WHAT THIS TASK INVOLVES —
Scan the material for the word "lumière", and copy each line where it shows up.

EXTRACTED DATA —
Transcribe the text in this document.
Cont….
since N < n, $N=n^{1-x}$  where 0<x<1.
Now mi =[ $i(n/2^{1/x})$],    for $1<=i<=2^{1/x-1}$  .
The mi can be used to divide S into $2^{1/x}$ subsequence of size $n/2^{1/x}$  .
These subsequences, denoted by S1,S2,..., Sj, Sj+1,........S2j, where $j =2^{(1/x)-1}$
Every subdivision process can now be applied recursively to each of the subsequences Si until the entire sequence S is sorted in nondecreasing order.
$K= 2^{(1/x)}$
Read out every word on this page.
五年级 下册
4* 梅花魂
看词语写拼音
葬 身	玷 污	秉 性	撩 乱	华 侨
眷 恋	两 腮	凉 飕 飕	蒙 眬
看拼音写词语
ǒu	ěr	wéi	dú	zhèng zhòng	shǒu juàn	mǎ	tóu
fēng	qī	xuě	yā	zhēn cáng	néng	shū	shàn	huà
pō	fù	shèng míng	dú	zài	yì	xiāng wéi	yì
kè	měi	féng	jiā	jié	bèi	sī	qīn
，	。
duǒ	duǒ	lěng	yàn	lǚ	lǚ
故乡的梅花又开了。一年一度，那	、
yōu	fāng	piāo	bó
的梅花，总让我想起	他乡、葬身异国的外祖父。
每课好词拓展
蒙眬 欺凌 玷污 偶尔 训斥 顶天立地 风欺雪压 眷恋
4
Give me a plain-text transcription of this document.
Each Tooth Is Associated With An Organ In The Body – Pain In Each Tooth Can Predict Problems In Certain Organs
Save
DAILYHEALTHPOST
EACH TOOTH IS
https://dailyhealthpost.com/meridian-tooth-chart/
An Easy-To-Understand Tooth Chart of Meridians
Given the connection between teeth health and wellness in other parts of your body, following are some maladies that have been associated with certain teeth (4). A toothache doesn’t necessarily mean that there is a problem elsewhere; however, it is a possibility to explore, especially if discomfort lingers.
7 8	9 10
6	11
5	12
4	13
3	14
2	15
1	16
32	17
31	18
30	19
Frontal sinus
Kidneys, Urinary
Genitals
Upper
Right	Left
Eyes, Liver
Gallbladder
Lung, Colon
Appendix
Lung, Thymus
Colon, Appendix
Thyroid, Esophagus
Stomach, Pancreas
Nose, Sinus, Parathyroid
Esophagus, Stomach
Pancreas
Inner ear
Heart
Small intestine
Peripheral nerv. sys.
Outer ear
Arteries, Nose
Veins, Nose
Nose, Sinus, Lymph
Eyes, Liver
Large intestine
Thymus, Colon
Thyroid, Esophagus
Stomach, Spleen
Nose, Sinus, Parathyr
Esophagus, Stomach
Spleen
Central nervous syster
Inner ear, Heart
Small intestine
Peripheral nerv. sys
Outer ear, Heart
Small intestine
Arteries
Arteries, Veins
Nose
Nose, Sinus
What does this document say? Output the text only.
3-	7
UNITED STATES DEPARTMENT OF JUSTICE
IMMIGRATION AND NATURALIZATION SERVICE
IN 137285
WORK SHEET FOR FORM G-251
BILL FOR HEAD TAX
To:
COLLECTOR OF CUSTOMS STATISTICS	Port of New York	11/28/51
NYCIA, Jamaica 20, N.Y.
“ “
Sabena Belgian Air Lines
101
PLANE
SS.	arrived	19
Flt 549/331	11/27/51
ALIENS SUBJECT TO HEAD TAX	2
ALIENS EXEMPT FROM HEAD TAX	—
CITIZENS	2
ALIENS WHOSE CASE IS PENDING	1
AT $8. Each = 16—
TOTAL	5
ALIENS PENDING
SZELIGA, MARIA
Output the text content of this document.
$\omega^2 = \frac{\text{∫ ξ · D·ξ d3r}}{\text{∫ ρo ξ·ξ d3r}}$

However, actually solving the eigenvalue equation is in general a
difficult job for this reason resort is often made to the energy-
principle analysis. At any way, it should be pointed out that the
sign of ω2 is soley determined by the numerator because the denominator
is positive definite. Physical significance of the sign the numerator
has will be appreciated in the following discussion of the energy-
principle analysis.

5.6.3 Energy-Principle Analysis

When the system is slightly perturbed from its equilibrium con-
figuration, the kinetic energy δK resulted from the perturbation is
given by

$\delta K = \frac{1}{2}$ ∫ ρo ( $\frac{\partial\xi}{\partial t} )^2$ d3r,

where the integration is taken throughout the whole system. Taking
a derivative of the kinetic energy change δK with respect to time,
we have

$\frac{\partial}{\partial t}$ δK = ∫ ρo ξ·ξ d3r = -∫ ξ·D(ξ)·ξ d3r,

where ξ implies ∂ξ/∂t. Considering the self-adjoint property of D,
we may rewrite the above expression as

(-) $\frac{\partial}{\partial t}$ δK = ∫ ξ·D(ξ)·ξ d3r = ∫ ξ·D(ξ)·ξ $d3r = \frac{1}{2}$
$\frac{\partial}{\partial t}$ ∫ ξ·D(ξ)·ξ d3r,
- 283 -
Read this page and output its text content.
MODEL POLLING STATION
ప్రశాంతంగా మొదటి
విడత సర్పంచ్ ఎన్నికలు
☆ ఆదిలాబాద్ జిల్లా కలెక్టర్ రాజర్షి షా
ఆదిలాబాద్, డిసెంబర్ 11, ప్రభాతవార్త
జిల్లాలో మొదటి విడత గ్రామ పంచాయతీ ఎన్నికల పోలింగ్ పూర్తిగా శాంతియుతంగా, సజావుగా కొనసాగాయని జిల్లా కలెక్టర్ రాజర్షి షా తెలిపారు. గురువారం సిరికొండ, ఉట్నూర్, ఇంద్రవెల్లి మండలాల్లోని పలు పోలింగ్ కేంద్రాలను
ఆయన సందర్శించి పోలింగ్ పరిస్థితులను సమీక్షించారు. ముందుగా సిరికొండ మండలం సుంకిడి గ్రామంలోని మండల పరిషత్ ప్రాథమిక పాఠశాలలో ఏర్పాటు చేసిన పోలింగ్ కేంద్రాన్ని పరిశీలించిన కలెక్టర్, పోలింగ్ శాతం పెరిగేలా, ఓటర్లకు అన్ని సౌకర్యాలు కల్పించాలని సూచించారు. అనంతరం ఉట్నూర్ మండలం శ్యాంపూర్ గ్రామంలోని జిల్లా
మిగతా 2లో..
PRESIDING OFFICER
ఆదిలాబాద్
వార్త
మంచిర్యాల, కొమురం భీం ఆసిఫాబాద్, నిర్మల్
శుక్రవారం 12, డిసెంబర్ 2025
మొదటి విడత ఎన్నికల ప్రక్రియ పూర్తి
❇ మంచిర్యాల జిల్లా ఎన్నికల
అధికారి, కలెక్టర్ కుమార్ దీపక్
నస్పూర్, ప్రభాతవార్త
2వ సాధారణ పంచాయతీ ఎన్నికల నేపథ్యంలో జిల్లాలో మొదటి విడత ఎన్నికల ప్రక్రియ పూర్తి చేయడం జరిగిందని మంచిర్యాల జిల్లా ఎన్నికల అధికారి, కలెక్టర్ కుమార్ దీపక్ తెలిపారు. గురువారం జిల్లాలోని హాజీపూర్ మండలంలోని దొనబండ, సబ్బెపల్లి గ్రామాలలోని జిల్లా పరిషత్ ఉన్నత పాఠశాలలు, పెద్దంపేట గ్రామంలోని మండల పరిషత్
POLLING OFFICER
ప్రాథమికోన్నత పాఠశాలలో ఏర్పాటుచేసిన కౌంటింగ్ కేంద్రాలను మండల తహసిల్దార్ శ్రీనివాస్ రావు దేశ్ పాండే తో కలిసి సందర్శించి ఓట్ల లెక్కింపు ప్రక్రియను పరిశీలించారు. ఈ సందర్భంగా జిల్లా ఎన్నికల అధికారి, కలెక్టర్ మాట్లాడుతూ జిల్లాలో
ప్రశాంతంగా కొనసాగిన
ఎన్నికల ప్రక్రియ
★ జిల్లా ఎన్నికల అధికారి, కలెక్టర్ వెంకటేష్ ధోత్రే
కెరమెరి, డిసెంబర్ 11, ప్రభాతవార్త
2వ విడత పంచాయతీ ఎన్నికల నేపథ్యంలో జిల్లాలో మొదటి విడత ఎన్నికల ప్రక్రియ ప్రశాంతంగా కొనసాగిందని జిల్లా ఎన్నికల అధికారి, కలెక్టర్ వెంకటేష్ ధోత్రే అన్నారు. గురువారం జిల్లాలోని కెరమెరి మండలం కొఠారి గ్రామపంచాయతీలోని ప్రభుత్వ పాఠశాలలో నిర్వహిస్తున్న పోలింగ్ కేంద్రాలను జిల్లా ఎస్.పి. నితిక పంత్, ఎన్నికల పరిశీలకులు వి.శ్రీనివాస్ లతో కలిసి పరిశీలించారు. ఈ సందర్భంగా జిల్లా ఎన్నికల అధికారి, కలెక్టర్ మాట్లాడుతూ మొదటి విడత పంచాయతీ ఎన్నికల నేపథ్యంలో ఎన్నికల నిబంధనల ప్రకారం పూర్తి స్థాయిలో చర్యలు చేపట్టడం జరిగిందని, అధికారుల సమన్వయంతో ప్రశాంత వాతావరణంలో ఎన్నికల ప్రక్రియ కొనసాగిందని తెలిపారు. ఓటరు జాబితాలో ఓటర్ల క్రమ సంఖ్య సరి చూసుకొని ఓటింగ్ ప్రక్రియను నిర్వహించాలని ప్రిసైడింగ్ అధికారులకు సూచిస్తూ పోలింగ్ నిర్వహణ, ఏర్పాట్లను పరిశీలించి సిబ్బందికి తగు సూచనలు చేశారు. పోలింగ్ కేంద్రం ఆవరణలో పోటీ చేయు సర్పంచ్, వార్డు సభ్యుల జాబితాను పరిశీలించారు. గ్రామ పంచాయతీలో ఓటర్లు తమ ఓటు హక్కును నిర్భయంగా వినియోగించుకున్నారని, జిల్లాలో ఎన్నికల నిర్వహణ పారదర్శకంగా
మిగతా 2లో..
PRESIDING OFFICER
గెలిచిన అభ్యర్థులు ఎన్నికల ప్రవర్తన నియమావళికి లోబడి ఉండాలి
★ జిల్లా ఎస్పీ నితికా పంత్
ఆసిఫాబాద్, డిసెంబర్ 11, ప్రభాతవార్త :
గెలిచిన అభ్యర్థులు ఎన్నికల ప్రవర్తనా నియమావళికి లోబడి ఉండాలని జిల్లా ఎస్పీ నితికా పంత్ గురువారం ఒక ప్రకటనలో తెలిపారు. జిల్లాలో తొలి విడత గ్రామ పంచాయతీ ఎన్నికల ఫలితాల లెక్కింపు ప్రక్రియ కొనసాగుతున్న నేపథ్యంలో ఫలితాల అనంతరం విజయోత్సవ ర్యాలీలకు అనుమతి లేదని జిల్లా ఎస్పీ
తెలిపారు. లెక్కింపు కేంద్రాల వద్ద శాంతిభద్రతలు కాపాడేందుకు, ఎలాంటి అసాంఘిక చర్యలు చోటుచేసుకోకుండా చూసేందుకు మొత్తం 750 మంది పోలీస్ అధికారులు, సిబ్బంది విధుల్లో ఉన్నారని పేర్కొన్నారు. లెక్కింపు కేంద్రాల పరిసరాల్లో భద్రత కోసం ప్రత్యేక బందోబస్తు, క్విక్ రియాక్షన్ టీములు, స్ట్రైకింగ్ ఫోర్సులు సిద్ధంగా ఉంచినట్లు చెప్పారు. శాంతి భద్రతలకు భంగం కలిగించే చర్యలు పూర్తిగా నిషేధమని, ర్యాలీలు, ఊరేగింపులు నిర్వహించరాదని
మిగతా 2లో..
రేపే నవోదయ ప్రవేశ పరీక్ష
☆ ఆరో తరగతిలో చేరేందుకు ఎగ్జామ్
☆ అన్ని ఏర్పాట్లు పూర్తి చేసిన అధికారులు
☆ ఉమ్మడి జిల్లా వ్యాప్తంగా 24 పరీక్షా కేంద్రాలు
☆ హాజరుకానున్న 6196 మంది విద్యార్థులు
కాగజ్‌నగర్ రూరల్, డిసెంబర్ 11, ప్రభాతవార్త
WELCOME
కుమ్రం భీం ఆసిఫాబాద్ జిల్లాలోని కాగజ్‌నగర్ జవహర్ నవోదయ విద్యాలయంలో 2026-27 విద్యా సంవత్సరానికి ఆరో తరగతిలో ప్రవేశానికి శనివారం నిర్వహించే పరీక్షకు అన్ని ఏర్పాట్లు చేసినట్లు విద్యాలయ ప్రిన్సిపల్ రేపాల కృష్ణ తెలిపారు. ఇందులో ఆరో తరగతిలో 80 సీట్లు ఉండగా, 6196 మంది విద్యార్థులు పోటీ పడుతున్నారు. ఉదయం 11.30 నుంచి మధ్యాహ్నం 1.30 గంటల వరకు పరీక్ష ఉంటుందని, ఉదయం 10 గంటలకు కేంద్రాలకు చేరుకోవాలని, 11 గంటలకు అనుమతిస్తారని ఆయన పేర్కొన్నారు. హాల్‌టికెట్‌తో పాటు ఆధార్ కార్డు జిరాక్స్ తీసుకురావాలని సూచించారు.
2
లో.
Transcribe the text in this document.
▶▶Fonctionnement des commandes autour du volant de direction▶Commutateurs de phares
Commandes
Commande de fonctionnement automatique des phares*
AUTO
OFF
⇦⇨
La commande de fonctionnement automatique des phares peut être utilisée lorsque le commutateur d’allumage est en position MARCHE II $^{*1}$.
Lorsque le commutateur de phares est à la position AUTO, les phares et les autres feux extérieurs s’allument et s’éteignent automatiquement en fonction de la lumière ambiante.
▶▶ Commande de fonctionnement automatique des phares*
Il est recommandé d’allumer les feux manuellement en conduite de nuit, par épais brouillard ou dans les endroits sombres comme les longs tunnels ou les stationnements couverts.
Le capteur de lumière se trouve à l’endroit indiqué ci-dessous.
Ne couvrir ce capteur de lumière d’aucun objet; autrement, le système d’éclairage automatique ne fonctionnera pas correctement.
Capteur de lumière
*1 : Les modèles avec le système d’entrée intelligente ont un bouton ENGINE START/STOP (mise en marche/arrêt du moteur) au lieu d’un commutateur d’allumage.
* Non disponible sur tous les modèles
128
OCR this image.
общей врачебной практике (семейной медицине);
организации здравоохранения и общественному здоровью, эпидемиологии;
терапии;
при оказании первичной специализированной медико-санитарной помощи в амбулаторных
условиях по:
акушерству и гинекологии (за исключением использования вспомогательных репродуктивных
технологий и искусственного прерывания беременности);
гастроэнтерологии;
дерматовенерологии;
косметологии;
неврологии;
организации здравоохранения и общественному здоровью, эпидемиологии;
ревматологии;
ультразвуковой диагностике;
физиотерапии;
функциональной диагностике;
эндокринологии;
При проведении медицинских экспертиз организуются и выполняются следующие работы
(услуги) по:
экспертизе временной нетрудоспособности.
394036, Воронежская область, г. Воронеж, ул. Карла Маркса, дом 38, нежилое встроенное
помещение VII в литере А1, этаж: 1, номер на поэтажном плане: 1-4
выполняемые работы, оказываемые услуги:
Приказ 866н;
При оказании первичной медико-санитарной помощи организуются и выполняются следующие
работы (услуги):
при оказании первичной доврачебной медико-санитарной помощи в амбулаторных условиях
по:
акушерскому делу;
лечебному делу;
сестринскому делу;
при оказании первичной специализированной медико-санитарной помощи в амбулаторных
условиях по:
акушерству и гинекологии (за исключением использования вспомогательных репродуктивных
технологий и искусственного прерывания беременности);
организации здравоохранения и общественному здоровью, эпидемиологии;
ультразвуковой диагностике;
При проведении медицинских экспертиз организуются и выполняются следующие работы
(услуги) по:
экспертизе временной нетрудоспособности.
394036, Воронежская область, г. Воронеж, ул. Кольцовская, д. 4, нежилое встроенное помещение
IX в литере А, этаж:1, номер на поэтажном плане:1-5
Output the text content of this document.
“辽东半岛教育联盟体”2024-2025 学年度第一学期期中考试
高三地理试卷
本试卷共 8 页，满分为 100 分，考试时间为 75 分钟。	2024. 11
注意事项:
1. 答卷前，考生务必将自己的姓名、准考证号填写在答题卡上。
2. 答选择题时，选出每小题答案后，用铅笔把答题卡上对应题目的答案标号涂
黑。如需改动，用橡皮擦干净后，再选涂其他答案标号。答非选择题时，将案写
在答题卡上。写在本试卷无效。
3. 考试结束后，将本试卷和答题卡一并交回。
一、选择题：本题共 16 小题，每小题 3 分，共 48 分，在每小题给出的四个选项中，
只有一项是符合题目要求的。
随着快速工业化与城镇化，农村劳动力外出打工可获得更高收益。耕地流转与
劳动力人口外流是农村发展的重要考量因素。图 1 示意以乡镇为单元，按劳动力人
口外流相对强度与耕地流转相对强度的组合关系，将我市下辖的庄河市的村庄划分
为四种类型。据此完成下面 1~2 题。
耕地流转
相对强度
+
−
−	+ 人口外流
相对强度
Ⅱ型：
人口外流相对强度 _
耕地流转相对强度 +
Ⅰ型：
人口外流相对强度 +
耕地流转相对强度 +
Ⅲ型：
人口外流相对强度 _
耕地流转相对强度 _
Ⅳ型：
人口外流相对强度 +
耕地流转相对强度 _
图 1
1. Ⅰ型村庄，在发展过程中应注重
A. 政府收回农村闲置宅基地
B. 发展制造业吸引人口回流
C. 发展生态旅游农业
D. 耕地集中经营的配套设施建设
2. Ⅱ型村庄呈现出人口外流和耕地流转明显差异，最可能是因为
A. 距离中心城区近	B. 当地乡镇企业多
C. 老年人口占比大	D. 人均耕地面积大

COMPLETE RESPONSE —
Lorsque le commutateur de phares est à la position AUTO, les phares et les autres feux extérieurs s’allument et s’éteignent automatiquement en fonction de la lumière ambiante.
Le capteur de lumière se trouve à l’endroit indiqué ci-dessous.
Ne couvrir ce capteur de lumière d’aucun objet; autrement, le système d’éclairage automatique ne fonctionnera pas correctement.
Capteur de lumière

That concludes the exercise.